● **Job**
Tally the lines of the listing that contain the string "一府两院". Give the number and nothing else.
★ ★ ★ ★ ★
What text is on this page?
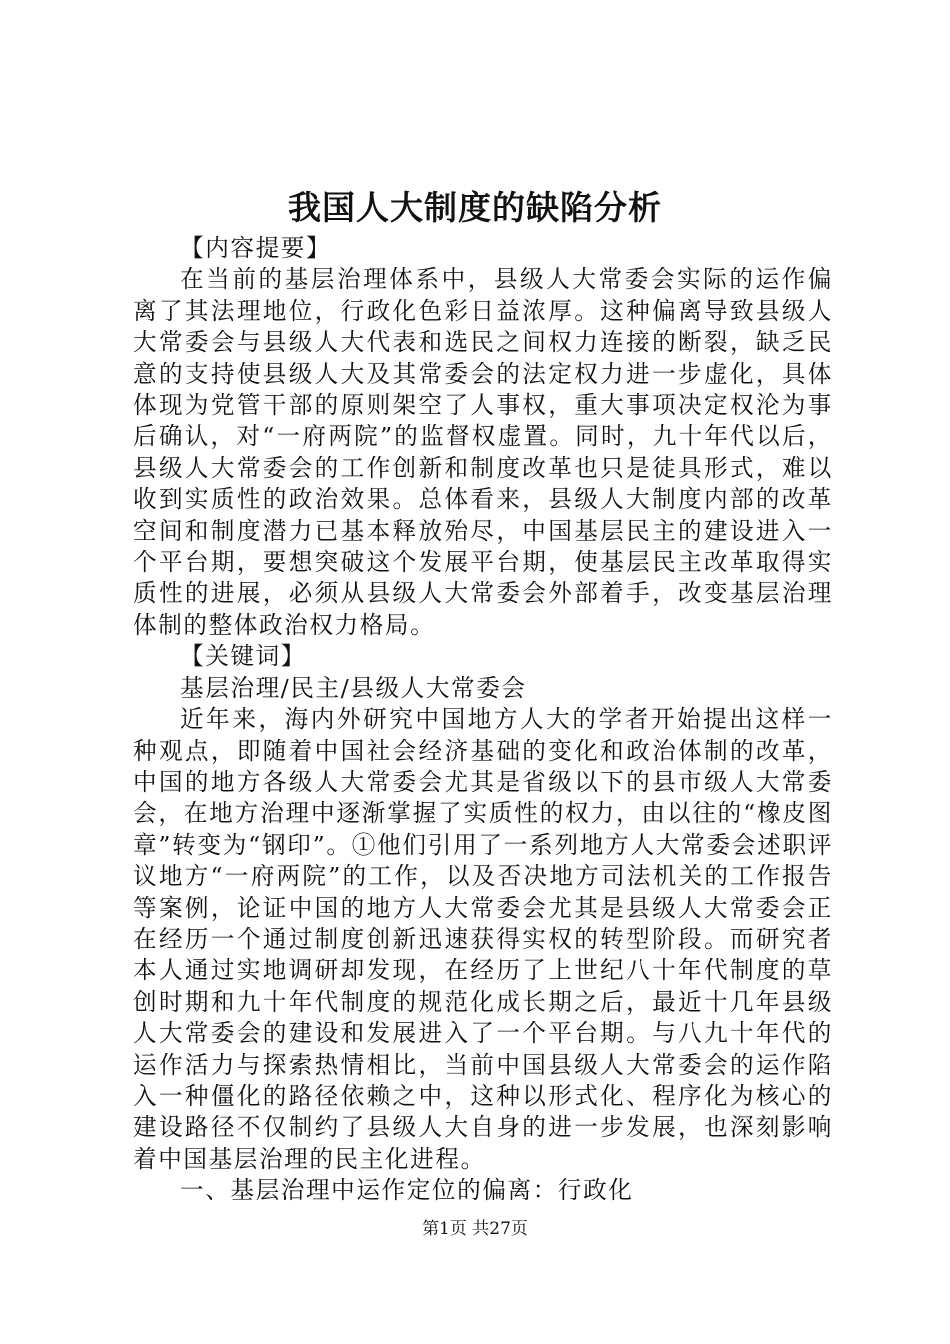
我国人大制度的缺陷分析

【内容提要】

在当前的基层治理体系中，县级人大常委会实际的运作偏离了其法理地位，行政化色彩日益浓厚。这种偏离导致县级人大常委会与县级人大代表和选民之间权力连接的断裂，缺乏民意的支持使县级人大及其常委会的法定权力进一步虚化，具体体现为党管干部的原则架空了人事权，重大事项决定权沦为事后确认，对“一府两院”的监督权虚置。同时，九十年代以后，县级人大常委会的工作创新和制度改革也只是徒具形式，难以收到实质性的政治效果。总体看来，县级人大制度内部的改革空间和制度潜力已基本释放殆尽，中国基层民主的建设进入一个平台期，要想突破这个发展平台期，使基层民主改革取得实质性的进展，必须从县级人大常委会外部着手，改变基层治理体制的整体政治权力格局。

【关键词】

基层治理/民主/县级人大常委会

近年来，海内外研究中国地方人大的学者开始提出这样一种观点，即随着中国社会经济基础的变化和政治体制的改革，中国的地方各级人大常委会尤其是省级以下的县市级人大常委会，在地方治理中逐渐掌握了实质性的权力，由以往的“橡皮图章”转变为“钢印”。①他们引用了一系列地方人大常委会述职评议地方“一府两院”的工作，以及否决地方司法机关的工作报告等案例，论证中国的地方人大常委会尤其是县级人大常委会正在经历一个通过制度创新迅速获得实权的转型阶段。而研究者本人通过实地调研却发现，在经历了上世纪八十年代制度的草创时期和九十年代制度的规范化成长期之后，最近十几年县级人大常委会的建设和发展进入了一个平台期。与八九十年代的运作活力与探索热情相比，当前中国县级人大常委会的运作陷入一种僵化的路径依赖之中，这种以形式化、程序化为核心的建设路径不仅制约了县级人大自身的进一步发展，也深刻影响着中国基层治理的民主化进程。

一、基层治理中运作定位的偏离：行政化

第1页 共27页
★ ★ ★ ★ ★
● **Worked solution**
2